= Records for the exercise =
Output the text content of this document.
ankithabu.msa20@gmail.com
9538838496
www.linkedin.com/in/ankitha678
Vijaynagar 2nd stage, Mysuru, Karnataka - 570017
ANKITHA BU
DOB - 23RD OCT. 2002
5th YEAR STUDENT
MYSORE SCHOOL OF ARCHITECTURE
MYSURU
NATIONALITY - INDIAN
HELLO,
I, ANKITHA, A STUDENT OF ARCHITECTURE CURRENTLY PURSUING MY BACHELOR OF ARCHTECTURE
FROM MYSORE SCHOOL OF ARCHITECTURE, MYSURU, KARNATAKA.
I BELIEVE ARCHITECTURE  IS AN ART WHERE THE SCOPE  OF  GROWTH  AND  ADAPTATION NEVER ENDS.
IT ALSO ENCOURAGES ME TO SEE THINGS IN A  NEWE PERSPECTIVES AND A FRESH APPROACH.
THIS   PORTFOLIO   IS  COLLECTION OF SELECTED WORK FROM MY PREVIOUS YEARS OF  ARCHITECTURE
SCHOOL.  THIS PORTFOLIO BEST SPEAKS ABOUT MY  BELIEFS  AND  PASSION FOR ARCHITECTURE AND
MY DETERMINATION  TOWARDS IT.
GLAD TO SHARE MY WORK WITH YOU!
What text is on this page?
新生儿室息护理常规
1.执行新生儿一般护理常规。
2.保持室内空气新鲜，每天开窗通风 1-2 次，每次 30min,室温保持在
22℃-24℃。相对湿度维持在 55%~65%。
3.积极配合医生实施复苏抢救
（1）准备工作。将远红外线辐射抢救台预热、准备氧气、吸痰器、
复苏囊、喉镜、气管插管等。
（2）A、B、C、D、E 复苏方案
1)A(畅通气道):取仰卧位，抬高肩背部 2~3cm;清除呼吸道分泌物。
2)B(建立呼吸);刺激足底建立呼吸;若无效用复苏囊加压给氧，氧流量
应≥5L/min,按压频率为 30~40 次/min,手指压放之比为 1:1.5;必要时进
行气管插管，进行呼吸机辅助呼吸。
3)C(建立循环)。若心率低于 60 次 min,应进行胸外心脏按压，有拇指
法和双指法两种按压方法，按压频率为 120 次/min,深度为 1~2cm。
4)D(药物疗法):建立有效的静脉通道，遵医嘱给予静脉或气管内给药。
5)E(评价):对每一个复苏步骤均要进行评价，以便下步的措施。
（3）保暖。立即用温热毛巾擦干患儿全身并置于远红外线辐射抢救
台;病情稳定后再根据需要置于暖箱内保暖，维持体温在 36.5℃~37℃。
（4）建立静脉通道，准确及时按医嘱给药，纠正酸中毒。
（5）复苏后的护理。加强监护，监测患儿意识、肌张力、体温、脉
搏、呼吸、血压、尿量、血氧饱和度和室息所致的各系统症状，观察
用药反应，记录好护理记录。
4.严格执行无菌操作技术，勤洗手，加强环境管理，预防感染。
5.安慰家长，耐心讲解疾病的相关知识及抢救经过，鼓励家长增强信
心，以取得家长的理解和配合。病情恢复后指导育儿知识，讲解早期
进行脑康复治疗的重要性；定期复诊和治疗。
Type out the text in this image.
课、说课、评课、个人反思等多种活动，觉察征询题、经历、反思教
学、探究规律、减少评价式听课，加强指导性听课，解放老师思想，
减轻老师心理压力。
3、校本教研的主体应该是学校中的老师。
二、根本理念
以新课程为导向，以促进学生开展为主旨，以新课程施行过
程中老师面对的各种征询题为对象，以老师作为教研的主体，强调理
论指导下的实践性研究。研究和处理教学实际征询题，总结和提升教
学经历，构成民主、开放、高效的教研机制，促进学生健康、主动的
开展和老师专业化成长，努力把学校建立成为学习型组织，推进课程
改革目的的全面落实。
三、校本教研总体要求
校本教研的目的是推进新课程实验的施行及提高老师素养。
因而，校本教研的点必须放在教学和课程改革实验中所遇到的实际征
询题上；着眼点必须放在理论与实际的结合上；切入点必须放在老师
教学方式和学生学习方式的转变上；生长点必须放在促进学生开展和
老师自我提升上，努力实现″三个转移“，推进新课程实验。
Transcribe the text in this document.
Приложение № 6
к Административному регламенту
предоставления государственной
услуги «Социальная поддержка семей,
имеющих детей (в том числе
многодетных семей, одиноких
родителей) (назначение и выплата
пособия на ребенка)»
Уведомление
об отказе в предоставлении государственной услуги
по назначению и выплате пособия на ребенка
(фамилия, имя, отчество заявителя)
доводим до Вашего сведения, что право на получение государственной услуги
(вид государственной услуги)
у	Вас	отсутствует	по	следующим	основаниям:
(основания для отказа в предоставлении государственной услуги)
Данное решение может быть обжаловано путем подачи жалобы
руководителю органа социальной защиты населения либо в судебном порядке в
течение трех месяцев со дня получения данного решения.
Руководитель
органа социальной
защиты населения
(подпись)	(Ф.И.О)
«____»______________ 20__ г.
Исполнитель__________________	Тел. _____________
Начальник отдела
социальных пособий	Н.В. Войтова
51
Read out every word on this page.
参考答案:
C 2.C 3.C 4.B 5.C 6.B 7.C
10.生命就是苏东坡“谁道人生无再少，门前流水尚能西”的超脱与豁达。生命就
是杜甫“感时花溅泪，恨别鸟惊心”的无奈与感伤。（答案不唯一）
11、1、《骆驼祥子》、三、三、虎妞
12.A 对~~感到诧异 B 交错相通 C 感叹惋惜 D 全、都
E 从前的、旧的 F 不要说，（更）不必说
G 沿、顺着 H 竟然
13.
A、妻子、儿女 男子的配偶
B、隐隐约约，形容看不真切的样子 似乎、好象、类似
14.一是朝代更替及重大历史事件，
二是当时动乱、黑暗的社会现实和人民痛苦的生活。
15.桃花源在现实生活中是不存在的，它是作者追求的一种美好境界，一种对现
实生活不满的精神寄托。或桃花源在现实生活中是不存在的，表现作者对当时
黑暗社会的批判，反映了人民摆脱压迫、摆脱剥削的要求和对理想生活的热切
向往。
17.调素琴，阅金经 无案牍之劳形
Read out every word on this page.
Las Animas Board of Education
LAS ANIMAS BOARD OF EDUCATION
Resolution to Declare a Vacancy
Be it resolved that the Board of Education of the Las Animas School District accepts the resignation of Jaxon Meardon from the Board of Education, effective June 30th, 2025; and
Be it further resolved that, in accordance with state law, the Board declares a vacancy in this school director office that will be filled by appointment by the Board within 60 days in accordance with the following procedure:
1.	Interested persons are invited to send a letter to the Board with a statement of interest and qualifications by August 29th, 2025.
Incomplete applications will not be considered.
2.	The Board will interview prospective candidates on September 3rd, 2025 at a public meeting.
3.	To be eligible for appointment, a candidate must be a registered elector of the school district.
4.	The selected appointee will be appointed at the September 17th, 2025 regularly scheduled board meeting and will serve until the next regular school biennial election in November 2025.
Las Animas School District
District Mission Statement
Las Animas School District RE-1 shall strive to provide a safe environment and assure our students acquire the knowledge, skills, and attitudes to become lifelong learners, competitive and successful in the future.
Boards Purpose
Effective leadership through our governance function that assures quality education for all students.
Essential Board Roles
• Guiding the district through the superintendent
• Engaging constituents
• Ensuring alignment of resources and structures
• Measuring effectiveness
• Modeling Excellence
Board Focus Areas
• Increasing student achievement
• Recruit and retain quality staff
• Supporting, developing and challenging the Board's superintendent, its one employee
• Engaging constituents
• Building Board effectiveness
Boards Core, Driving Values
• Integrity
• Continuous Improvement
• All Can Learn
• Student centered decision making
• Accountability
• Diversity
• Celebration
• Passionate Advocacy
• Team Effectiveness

= What to work on =
Go through the material line by line. Show each line that contains the string "защиты".

= Answer to the problem =
руководителю органа социальной защиты населения либо в судебном порядке в
защиты населения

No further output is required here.